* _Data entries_
+--

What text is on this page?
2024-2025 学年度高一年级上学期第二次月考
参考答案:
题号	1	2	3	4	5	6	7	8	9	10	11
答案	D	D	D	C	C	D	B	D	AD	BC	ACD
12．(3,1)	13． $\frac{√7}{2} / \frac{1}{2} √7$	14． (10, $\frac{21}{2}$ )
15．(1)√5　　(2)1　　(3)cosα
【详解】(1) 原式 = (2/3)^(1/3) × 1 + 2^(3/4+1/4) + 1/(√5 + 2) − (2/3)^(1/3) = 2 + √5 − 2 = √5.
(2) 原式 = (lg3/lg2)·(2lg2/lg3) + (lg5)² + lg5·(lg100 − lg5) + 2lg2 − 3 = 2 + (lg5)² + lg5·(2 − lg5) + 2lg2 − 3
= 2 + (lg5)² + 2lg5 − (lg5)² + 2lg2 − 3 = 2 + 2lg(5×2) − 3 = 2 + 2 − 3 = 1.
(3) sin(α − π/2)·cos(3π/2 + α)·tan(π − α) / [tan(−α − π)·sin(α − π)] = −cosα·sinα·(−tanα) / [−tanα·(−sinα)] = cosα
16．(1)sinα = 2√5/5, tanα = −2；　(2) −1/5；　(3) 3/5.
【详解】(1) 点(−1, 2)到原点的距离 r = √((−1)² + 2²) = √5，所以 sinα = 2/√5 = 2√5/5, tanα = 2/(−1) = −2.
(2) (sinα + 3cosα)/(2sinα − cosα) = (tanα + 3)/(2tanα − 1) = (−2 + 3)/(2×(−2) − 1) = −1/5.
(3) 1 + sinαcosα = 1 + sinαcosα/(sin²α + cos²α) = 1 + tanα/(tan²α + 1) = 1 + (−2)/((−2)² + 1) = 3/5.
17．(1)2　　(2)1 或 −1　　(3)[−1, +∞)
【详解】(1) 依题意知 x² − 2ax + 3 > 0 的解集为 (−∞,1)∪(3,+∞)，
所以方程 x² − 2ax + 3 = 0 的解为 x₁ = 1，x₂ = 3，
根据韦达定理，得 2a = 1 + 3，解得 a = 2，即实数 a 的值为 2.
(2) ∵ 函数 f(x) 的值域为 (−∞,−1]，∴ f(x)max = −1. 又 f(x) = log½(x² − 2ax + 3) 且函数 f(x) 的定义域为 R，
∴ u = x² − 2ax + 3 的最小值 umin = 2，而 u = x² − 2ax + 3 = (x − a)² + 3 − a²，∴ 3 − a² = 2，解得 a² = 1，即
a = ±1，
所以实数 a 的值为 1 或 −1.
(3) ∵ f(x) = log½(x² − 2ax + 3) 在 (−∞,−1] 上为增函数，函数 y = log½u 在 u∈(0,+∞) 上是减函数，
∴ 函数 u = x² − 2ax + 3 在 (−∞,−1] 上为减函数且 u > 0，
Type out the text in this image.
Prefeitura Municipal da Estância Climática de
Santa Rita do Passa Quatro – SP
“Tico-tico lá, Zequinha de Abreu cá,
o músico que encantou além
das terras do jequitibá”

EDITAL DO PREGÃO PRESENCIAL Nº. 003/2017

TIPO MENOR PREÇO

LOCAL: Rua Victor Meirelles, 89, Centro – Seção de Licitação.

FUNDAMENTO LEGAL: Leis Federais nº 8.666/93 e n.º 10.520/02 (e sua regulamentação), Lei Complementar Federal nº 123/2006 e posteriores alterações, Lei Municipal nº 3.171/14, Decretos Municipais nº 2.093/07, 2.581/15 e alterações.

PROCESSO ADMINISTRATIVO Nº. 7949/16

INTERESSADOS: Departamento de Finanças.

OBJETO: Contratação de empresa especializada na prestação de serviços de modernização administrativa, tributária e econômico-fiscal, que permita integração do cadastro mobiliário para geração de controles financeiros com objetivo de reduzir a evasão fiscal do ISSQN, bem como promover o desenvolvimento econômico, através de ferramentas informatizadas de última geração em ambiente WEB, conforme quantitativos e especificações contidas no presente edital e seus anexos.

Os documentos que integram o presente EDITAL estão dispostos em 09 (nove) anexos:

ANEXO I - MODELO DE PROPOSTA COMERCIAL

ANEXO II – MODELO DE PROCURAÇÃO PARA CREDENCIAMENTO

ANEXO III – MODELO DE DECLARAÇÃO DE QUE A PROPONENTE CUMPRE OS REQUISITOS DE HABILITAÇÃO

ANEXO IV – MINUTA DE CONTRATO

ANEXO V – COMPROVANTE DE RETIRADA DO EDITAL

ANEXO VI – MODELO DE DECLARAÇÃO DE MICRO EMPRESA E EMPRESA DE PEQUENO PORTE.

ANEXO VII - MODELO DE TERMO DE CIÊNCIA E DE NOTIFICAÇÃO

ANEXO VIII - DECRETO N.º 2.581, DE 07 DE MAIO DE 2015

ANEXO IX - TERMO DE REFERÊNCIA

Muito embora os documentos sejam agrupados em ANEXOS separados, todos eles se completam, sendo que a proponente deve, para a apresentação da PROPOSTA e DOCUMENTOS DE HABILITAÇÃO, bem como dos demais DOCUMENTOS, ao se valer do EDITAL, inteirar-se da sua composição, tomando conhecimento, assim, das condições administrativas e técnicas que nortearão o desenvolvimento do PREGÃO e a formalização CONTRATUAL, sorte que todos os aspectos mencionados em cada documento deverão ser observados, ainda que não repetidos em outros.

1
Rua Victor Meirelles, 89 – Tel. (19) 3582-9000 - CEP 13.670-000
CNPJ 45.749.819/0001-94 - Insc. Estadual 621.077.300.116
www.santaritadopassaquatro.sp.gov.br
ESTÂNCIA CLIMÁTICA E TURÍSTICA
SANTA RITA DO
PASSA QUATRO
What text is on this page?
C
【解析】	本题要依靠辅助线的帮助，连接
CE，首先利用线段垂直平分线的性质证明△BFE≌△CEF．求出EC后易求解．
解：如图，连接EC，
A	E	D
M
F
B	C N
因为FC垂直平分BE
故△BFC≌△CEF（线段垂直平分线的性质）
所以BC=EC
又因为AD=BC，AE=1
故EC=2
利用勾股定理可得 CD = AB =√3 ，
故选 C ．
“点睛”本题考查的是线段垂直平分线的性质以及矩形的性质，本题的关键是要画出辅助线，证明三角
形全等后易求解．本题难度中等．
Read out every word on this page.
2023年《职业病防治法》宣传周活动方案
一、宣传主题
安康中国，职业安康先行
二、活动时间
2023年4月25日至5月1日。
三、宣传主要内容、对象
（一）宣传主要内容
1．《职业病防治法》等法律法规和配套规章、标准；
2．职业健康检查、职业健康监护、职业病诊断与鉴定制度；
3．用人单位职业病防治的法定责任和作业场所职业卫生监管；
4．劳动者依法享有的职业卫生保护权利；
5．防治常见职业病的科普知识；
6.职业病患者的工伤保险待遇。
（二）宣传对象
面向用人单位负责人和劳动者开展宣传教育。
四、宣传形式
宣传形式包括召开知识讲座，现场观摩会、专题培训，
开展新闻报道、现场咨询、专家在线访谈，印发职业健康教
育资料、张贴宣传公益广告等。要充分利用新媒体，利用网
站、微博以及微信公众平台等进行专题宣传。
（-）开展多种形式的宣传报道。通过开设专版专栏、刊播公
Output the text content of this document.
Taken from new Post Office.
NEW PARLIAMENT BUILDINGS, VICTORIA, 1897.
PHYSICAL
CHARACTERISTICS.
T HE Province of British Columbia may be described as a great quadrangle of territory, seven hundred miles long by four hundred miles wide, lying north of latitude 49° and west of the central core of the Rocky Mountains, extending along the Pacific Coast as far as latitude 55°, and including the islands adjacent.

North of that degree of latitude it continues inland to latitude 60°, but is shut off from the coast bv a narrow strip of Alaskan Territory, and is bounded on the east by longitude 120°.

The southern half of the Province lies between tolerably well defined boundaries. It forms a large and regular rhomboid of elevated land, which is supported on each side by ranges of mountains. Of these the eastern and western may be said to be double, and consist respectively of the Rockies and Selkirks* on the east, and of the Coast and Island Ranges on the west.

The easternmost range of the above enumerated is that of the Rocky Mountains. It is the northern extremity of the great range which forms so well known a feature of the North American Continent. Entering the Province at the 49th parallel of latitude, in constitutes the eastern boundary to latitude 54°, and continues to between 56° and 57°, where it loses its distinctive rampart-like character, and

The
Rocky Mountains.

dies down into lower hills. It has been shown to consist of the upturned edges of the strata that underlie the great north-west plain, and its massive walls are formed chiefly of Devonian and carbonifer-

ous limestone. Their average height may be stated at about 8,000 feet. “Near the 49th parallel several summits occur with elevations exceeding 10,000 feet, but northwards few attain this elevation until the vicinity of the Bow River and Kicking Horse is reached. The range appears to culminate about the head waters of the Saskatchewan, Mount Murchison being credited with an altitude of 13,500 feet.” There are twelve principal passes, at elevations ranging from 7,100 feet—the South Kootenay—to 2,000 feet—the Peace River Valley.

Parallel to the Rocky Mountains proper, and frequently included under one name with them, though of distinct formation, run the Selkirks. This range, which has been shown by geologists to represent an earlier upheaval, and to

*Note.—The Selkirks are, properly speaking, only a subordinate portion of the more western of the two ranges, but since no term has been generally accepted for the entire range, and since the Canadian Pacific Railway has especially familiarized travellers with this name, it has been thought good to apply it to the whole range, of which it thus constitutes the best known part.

+--

* _What is required_
Look above for every line with the word "forms" and copy it.

* _Exercise output_
The southern half of the Province lies between tolerably well defined boundaries. It forms a large and regular rhomboid of elevated land, which is supported on each side by ranges of mountains. Of these the eastern and western may be said to be double, and consist respectively of the Rockies and Selkirks* on the east, and of the Coast and Island Ranges on the west.
The easternmost range of the above enumerated is that of the Rocky Mountains. It is the northern extremity of the great range which forms so well known a feature of the North American Continent. Entering the Province at the 49th parallel of latitude, in constitutes the eastern boundary to latitude 54°, and continues to between 56° and 57°, where it loses its distinctive rampart-like character, and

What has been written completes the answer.